#### TASK OBJECTIVE
Write out the whole listing word for word.

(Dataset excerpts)
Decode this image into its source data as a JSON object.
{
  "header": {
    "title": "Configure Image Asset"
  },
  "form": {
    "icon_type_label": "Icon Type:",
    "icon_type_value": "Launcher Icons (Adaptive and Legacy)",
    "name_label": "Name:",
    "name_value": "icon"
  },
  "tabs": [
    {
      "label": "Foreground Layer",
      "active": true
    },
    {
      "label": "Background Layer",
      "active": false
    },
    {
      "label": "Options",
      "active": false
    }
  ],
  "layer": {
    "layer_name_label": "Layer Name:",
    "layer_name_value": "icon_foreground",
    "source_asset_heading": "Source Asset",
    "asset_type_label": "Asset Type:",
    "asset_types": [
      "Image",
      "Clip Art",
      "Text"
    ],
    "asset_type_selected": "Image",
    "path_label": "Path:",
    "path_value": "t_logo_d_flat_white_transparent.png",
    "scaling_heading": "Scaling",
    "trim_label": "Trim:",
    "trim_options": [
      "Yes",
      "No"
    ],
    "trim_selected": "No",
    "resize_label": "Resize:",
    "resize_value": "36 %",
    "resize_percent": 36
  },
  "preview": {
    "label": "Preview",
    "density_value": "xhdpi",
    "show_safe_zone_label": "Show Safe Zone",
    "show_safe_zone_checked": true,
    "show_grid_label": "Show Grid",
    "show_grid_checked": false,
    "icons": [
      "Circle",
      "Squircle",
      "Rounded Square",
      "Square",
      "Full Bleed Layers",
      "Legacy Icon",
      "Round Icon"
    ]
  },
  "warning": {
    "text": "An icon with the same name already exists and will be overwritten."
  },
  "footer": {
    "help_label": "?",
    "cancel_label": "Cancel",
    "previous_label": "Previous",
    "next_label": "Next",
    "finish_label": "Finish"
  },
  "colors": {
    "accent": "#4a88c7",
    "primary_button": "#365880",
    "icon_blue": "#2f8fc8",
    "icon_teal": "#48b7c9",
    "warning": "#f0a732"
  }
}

#### COMPLETE OUTPUT
Decode this image into its source data as a JSON object.
{
  "header": {
    "title": "Configure Image Asset"
  },
  "form": {
    "icon_type_label": "Icon Type:",
    "icon_type_value": "Launcher Icons (Adaptive and Legacy)",
    "name_label": "Name:",
    "name_value": "icon"
  },
  "tabs": [
    {
      "label": "Foreground Layer",
      "active": true
    },
    {
      "label": "Background Layer",
      "active": false
    },
    {
      "label": "Options",
      "active": false
    }
  ],
  "layer": {
    "layer_name_label": "Layer Name:",
    "layer_name_value": "icon_foreground",
    "source_asset_heading": "Source Asset",
    "asset_type_label": "Asset Type:",
    "asset_types": [
      "Image",
      "Clip Art",
      "Text"
    ],
    "asset_type_selected": "Image",
    "path_label": "Path:",
    "path_value": "t_logo_d_flat_white_transparent.png",
    "scaling_heading": "Scaling",
    "trim_label": "Trim:",
    "trim_options": [
      "Yes",
      "No"
    ],
    "trim_selected": "No",
    "resize_label": "Resize:",
    "resize_value": "36 %",
    "resize_percent": 36
  },
  "preview": {
    "label": "Preview",
    "density_value": "xhdpi",
    "show_safe_zone_label": "Show Safe Zone",
    "show_safe_zone_checked": true,
    "show_grid_label": "Show Grid",
    "show_grid_checked": false,
    "icons": [
      "Circle",
      "Squircle",
      "Rounded Square",
      "Square",
      "Full Bleed Layers",
      "Legacy Icon",
      "Round Icon"
    ]
  },
  "warning": {
    "text": "An icon with the same name already exists and will be overwritten."
  },
  "footer": {
    "help_label": "?",
    "cancel_label": "Cancel",
    "previous_label": "Previous",
    "next_label": "Next",
    "finish_label": "Finish"
  },
  "colors": {
    "accent": "#4a88c7",
    "primary_button": "#365880",
    "icon_blue": "#2f8fc8",
    "icon_teal": "#48b7c9",
    "warning": "#f0a732"
  }
}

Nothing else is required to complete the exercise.